_WHAT THIS TASK INVOLVES_:
Leave the pictures out, and retype all of the material exactly as written.
[Begin RECORDED INFORMATION]
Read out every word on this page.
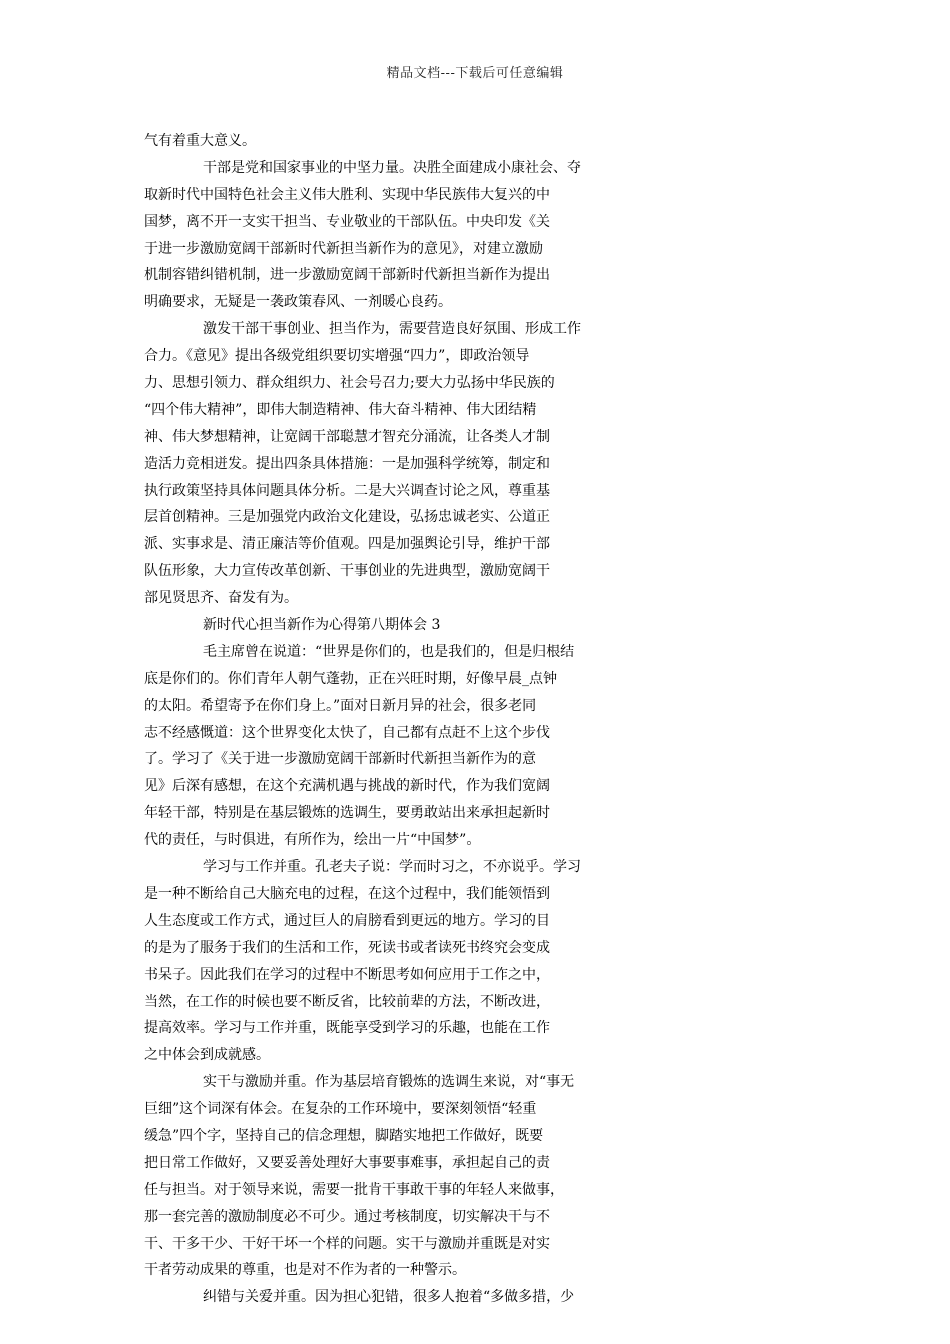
精品文档---下载后可任意编辑
气有着重大意义。
干部是党和国家事业的中坚力量。决胜全面建成小康社会、夺
取新时代中国特色社会主义伟大胜利、实现中华民族伟大复兴的中
国梦，离不开一支实干担当、专业敬业的干部队伍。中央印发《关
于进一步激励宽阔干部新时代新担当新作为的意见》，对建立激励
机制容错纠错机制，进一步激励宽阔干部新时代新担当新作为提出
明确要求，无疑是一袭政策春风、一剂暖心良药。
激发干部干事创业、担当作为，需要营造良好氛围、形成工作
合力。《意见》提出各级党组织要切实增强“四力”，即政治领导
力、思想引领力、群众组织力、社会号召力;要大力弘扬中华民族的
“四个伟大精神”，即伟大制造精神、伟大奋斗精神、伟大团结精
神、伟大梦想精神，让宽阔干部聪慧才智充分涌流，让各类人才制
造活力竞相迸发。提出四条具体措施：一是加强科学统筹，制定和
执行政策坚持具体问题具体分析。二是大兴调查讨论之风，尊重基
层首创精神。三是加强党内政治文化建设，弘扬忠诚老实、公道正
派、实事求是、清正廉洁等价值观。四是加强舆论引导，维护干部
队伍形象，大力宣传改革创新、干事创业的先进典型，激励宽阔干
部见贤思齐、奋发有为。
新时代心担当新作为心得第八期体会 3
毛主席曾在说道：“世界是你们的，也是我们的，但是归根结
底是你们的。你们青年人朝气蓬勃，正在兴旺时期，好像早晨_点钟
的太阳。希望寄予在你们身上。”面对日新月异的社会，很多老同
志不经感慨道：这个世界变化太快了，自己都有点赶不上这个步伐
了。学习了《关于进一步激励宽阔干部新时代新担当新作为的意
见》后深有感想，在这个充满机遇与挑战的新时代，作为我们宽阔
年轻干部，特别是在基层锻炼的选调生，要勇敢站出来承担起新时
代的责任，与时俱进，有所作为，绘出一片“中国梦”。
学习与工作并重。孔老夫子说：学而时习之，不亦说乎。学习
是一种不断给自己大脑充电的过程，在这个过程中，我们能领悟到
人生态度或工作方式，通过巨人的肩膀看到更远的地方。学习的目
的是为了服务于我们的生活和工作，死读书或者读死书终究会变成
书呆子。因此我们在学习的过程中不断思考如何应用于工作之中，
当然，在工作的时候也要不断反省，比较前辈的方法，不断改进，
提高效率。学习与工作并重，既能享受到学习的乐趣，也能在工作
之中体会到成就感。
实干与激励并重。作为基层培育锻炼的选调生来说，对“事无
巨细”这个词深有体会。在复杂的工作环境中，要深刻领悟“轻重
缓急”四个字，坚持自己的信念理想，脚踏实地把工作做好，既要
把日常工作做好，又要妥善处理好大事要事难事，承担起自己的责
任与担当。对于领导来说，需要一批肯干事敢干事的年轻人来做事，
那一套完善的激励制度必不可少。通过考核制度，切实解决干与不
干、干多干少、干好干坏一个样的问题。实干与激励并重既是对实
干者劳动成果的尊重，也是对不作为者的一种警示。
纠错与关爱并重。因为担心犯错，很多人抱着“多做多措，少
[End RECORDED INFORMATION]
_WORKED SOLUTION_:
Read out every word on this page.
精品文档---下载后可任意编辑
气有着重大意义。
干部是党和国家事业的中坚力量。决胜全面建成小康社会、夺
取新时代中国特色社会主义伟大胜利、实现中华民族伟大复兴的中
国梦，离不开一支实干担当、专业敬业的干部队伍。中央印发《关
于进一步激励宽阔干部新时代新担当新作为的意见》，对建立激励
机制容错纠错机制，进一步激励宽阔干部新时代新担当新作为提出
明确要求，无疑是一袭政策春风、一剂暖心良药。
激发干部干事创业、担当作为，需要营造良好氛围、形成工作
合力。《意见》提出各级党组织要切实增强“四力”，即政治领导
力、思想引领力、群众组织力、社会号召力;要大力弘扬中华民族的
“四个伟大精神”，即伟大制造精神、伟大奋斗精神、伟大团结精
神、伟大梦想精神，让宽阔干部聪慧才智充分涌流，让各类人才制
造活力竞相迸发。提出四条具体措施：一是加强科学统筹，制定和
执行政策坚持具体问题具体分析。二是大兴调查讨论之风，尊重基
层首创精神。三是加强党内政治文化建设，弘扬忠诚老实、公道正
派、实事求是、清正廉洁等价值观。四是加强舆论引导，维护干部
队伍形象，大力宣传改革创新、干事创业的先进典型，激励宽阔干
部见贤思齐、奋发有为。
新时代心担当新作为心得第八期体会 3
毛主席曾在说道：“世界是你们的，也是我们的，但是归根结
底是你们的。你们青年人朝气蓬勃，正在兴旺时期，好像早晨_点钟
的太阳。希望寄予在你们身上。”面对日新月异的社会，很多老同
志不经感慨道：这个世界变化太快了，自己都有点赶不上这个步伐
了。学习了《关于进一步激励宽阔干部新时代新担当新作为的意
见》后深有感想，在这个充满机遇与挑战的新时代，作为我们宽阔
年轻干部，特别是在基层锻炼的选调生，要勇敢站出来承担起新时
代的责任，与时俱进，有所作为，绘出一片“中国梦”。
学习与工作并重。孔老夫子说：学而时习之，不亦说乎。学习
是一种不断给自己大脑充电的过程，在这个过程中，我们能领悟到
人生态度或工作方式，通过巨人的肩膀看到更远的地方。学习的目
的是为了服务于我们的生活和工作，死读书或者读死书终究会变成
书呆子。因此我们在学习的过程中不断思考如何应用于工作之中，
当然，在工作的时候也要不断反省，比较前辈的方法，不断改进，
提高效率。学习与工作并重，既能享受到学习的乐趣，也能在工作
之中体会到成就感。
实干与激励并重。作为基层培育锻炼的选调生来说，对“事无
巨细”这个词深有体会。在复杂的工作环境中，要深刻领悟“轻重
缓急”四个字，坚持自己的信念理想，脚踏实地把工作做好，既要
把日常工作做好，又要妥善处理好大事要事难事，承担起自己的责
任与担当。对于领导来说，需要一批肯干事敢干事的年轻人来做事，
那一套完善的激励制度必不可少。通过考核制度，切实解决干与不
干、干多干少、干好干坏一个样的问题。实干与激励并重既是对实
干者劳动成果的尊重，也是对不作为者的一种警示。
纠错与关爱并重。因为担心犯错，很多人抱着“多做多措，少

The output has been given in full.